* Begin Provided entries *

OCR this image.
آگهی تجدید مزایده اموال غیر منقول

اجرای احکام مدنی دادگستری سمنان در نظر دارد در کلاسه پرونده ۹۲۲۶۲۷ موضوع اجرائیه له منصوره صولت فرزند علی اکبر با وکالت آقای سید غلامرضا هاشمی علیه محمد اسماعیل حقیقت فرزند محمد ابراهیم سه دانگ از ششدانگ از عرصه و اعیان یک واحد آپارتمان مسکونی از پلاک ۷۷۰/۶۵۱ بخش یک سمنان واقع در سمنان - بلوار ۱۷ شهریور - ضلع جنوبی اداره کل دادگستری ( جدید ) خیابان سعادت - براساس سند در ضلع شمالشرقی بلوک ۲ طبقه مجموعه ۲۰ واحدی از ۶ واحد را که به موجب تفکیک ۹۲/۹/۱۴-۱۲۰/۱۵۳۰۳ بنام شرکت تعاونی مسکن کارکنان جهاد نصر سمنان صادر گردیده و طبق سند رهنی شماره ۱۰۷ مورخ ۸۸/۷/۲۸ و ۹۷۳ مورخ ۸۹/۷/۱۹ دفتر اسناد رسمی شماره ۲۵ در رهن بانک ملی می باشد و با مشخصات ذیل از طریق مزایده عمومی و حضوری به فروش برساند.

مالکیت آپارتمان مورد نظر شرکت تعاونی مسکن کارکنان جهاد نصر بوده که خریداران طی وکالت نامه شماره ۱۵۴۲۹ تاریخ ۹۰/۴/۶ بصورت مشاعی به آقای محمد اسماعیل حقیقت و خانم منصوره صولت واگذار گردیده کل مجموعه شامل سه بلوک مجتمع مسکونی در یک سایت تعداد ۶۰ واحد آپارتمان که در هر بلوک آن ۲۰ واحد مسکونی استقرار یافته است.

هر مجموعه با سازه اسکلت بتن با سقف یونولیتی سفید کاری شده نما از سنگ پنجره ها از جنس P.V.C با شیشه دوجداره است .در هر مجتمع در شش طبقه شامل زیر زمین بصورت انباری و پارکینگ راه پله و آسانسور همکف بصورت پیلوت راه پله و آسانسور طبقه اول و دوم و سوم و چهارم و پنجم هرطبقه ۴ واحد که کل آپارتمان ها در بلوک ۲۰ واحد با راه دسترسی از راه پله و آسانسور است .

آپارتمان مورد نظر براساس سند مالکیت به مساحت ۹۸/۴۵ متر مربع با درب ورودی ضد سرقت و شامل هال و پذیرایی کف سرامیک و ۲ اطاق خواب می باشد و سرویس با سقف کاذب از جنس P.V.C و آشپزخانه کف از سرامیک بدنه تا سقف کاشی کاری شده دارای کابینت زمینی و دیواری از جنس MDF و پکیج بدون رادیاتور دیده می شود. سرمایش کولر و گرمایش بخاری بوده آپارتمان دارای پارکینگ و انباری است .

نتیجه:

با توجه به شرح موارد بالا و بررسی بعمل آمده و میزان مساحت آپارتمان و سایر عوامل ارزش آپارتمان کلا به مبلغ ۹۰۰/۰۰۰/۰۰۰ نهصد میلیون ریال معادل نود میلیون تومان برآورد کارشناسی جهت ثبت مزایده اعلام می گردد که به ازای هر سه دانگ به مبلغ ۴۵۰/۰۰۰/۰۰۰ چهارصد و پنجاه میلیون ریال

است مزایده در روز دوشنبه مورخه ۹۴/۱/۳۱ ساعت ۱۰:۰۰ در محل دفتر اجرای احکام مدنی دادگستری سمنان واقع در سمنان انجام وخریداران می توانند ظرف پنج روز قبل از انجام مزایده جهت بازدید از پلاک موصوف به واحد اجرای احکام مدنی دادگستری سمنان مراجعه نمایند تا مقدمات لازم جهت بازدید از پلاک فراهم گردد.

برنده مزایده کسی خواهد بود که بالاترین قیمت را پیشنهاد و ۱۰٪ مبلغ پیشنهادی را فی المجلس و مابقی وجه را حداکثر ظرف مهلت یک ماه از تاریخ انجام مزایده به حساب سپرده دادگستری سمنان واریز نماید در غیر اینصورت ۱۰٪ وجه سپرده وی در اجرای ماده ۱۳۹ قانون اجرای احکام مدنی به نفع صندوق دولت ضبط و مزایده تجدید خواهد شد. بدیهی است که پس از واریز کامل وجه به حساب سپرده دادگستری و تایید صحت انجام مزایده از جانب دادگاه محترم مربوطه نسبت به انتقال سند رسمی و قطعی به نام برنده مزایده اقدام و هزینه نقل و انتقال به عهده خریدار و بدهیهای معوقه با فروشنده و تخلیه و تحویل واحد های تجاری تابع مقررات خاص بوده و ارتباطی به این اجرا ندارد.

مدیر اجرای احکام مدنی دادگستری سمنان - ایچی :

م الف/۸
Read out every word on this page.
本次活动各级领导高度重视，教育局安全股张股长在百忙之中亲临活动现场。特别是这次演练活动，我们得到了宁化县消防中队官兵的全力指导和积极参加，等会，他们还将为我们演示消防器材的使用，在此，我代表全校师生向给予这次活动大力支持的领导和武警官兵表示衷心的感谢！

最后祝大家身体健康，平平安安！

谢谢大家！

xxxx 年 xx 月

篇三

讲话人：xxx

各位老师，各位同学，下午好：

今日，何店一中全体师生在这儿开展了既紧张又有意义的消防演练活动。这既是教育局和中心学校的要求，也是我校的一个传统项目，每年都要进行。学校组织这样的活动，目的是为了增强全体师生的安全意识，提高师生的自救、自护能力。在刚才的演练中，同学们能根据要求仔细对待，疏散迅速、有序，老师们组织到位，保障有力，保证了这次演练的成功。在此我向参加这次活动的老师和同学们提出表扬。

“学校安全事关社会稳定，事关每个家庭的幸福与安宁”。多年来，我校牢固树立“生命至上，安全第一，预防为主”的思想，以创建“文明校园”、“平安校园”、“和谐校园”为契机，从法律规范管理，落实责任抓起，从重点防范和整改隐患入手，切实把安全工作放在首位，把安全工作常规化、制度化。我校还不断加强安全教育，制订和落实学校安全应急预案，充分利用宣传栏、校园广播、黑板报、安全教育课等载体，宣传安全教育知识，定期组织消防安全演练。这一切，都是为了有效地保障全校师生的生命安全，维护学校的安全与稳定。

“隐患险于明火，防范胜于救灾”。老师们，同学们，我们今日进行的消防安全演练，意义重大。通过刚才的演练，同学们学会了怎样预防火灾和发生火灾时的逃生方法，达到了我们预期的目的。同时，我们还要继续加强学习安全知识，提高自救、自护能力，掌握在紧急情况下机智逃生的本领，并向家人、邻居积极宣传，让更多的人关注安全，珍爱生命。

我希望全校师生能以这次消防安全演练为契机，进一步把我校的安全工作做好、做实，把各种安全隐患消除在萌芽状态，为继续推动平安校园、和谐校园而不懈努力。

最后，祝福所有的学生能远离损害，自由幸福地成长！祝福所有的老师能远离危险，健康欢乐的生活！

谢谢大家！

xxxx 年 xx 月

* End Provided entries *

Brief:
Reproduce every line of the material above exactly.

Response for this exercise:
OCR this image.
آگهی تجدید مزایده اموال غیر منقول

اجرای احکام مدنی دادگستری سمنان در نظر دارد در کلاسه پرونده ۹۲۲۶۲۷ موضوع اجرائیه له منصوره صولت فرزند علی اکبر با وکالت آقای سید غلامرضا هاشمی علیه محمد اسماعیل حقیقت فرزند محمد ابراهیم سه دانگ از ششدانگ از عرصه و اعیان یک واحد آپارتمان مسکونی از پلاک ۷۷۰/۶۵۱ بخش یک سمنان واقع در سمنان - بلوار ۱۷ شهریور - ضلع جنوبی اداره کل دادگستری ( جدید ) خیابان سعادت - براساس سند در ضلع شمالشرقی بلوک ۲ طبقه مجموعه ۲۰ واحدی از ۶ واحد را که به موجب تفکیک ۹۲/۹/۱۴-۱۲۰/۱۵۳۰۳ بنام شرکت تعاونی مسکن کارکنان جهاد نصر سمنان صادر گردیده و طبق سند رهنی شماره ۱۰۷ مورخ ۸۸/۷/۲۸ و ۹۷۳ مورخ ۸۹/۷/۱۹ دفتر اسناد رسمی شماره ۲۵ در رهن بانک ملی می باشد و با مشخصات ذیل از طریق مزایده عمومی و حضوری به فروش برساند.

مالکیت آپارتمان مورد نظر شرکت تعاونی مسکن کارکنان جهاد نصر بوده که خریداران طی وکالت نامه شماره ۱۵۴۲۹ تاریخ ۹۰/۴/۶ بصورت مشاعی به آقای محمد اسماعیل حقیقت و خانم منصوره صولت واگذار گردیده کل مجموعه شامل سه بلوک مجتمع مسکونی در یک سایت تعداد ۶۰ واحد آپارتمان که در هر بلوک آن ۲۰ واحد مسکونی استقرار یافته است.

هر مجموعه با سازه اسکلت بتن با سقف یونولیتی سفید کاری شده نما از سنگ پنجره ها از جنس P.V.C با شیشه دوجداره است .در هر مجتمع در شش طبقه شامل زیر زمین بصورت انباری و پارکینگ راه پله و آسانسور همکف بصورت پیلوت راه پله و آسانسور طبقه اول و دوم و سوم و چهارم و پنجم هرطبقه ۴ واحد که کل آپارتمان ها در بلوک ۲۰ واحد با راه دسترسی از راه پله و آسانسور است .

آپارتمان مورد نظر براساس سند مالکیت به مساحت ۹۸/۴۵ متر مربع با درب ورودی ضد سرقت و شامل هال و پذیرایی کف سرامیک و ۲ اطاق خواب می باشد و سرویس با سقف کاذب از جنس P.V.C و آشپزخانه کف از سرامیک بدنه تا سقف کاشی کاری شده دارای کابینت زمینی و دیواری از جنس MDF و پکیج بدون رادیاتور دیده می شود. سرمایش کولر و گرمایش بخاری بوده آپارتمان دارای پارکینگ و انباری است .

نتیجه:

با توجه به شرح موارد بالا و بررسی بعمل آمده و میزان مساحت آپارتمان و سایر عوامل ارزش آپارتمان کلا به مبلغ ۹۰۰/۰۰۰/۰۰۰ نهصد میلیون ریال معادل نود میلیون تومان برآورد کارشناسی جهت ثبت مزایده اعلام می گردد که به ازای هر سه دانگ به مبلغ ۴۵۰/۰۰۰/۰۰۰ چهارصد و پنجاه میلیون ریال

است مزایده در روز دوشنبه مورخه ۹۴/۱/۳۱ ساعت ۱۰:۰۰ در محل دفتر اجرای احکام مدنی دادگستری سمنان واقع در سمنان انجام وخریداران می توانند ظرف پنج روز قبل از انجام مزایده جهت بازدید از پلاک موصوف به واحد اجرای احکام مدنی دادگستری سمنان مراجعه نمایند تا مقدمات لازم جهت بازدید از پلاک فراهم گردد.

برنده مزایده کسی خواهد بود که بالاترین قیمت را پیشنهاد و ۱۰٪ مبلغ پیشنهادی را فی المجلس و مابقی وجه را حداکثر ظرف مهلت یک ماه از تاریخ انجام مزایده به حساب سپرده دادگستری سمنان واریز نماید در غیر اینصورت ۱۰٪ وجه سپرده وی در اجرای ماده ۱۳۹ قانون اجرای احکام مدنی به نفع صندوق دولت ضبط و مزایده تجدید خواهد شد. بدیهی است که پس از واریز کامل وجه به حساب سپرده دادگستری و تایید صحت انجام مزایده از جانب دادگاه محترم مربوطه نسبت به انتقال سند رسمی و قطعی به نام برنده مزایده اقدام و هزینه نقل و انتقال به عهده خریدار و بدهیهای معوقه با فروشنده و تخلیه و تحویل واحد های تجاری تابع مقررات خاص بوده و ارتباطی به این اجرا ندارد.

مدیر اجرای احکام مدنی دادگستری سمنان - ایچی :

م الف/۸
Read out every word on this page.
本次活动各级领导高度重视，教育局安全股张股长在百忙之中亲临活动现场。特别是这次演练活动，我们得到了宁化县消防中队官兵的全力指导和积极参加，等会，他们还将为我们演示消防器材的使用，在此，我代表全校师生向给予这次活动大力支持的领导和武警官兵表示衷心的感谢！

最后祝大家身体健康，平平安安！

谢谢大家！

xxxx 年 xx 月

篇三

讲话人：xxx

各位老师，各位同学，下午好：

今日，何店一中全体师生在这儿开展了既紧张又有意义的消防演练活动。这既是教育局和中心学校的要求，也是我校的一个传统项目，每年都要进行。学校组织这样的活动，目的是为了增强全体师生的安全意识，提高师生的自救、自护能力。在刚才的演练中，同学们能根据要求仔细对待，疏散迅速、有序，老师们组织到位，保障有力，保证了这次演练的成功。在此我向参加这次活动的老师和同学们提出表扬。

“学校安全事关社会稳定，事关每个家庭的幸福与安宁”。多年来，我校牢固树立“生命至上，安全第一，预防为主”的思想，以创建“文明校园”、“平安校园”、“和谐校园”为契机，从法律规范管理，落实责任抓起，从重点防范和整改隐患入手，切实把安全工作放在首位，把安全工作常规化、制度化。我校还不断加强安全教育，制订和落实学校安全应急预案，充分利用宣传栏、校园广播、黑板报、安全教育课等载体，宣传安全教育知识，定期组织消防安全演练。这一切，都是为了有效地保障全校师生的生命安全，维护学校的安全与稳定。

“隐患险于明火，防范胜于救灾”。老师们，同学们，我们今日进行的消防安全演练，意义重大。通过刚才的演练，同学们学会了怎样预防火灾和发生火灾时的逃生方法，达到了我们预期的目的。同时，我们还要继续加强学习安全知识，提高自救、自护能力，掌握在紧急情况下机智逃生的本领，并向家人、邻居积极宣传，让更多的人关注安全，珍爱生命。

我希望全校师生能以这次消防安全演练为契机，进一步把我校的安全工作做好、做实，把各种安全隐患消除在萌芽状态，为继续推动平安校园、和谐校园而不懈努力。

最后，祝福所有的学生能远离损害，自由幸福地成长！祝福所有的老师能远离危险，健康欢乐的生活！

谢谢大家！

xxxx 年 xx 月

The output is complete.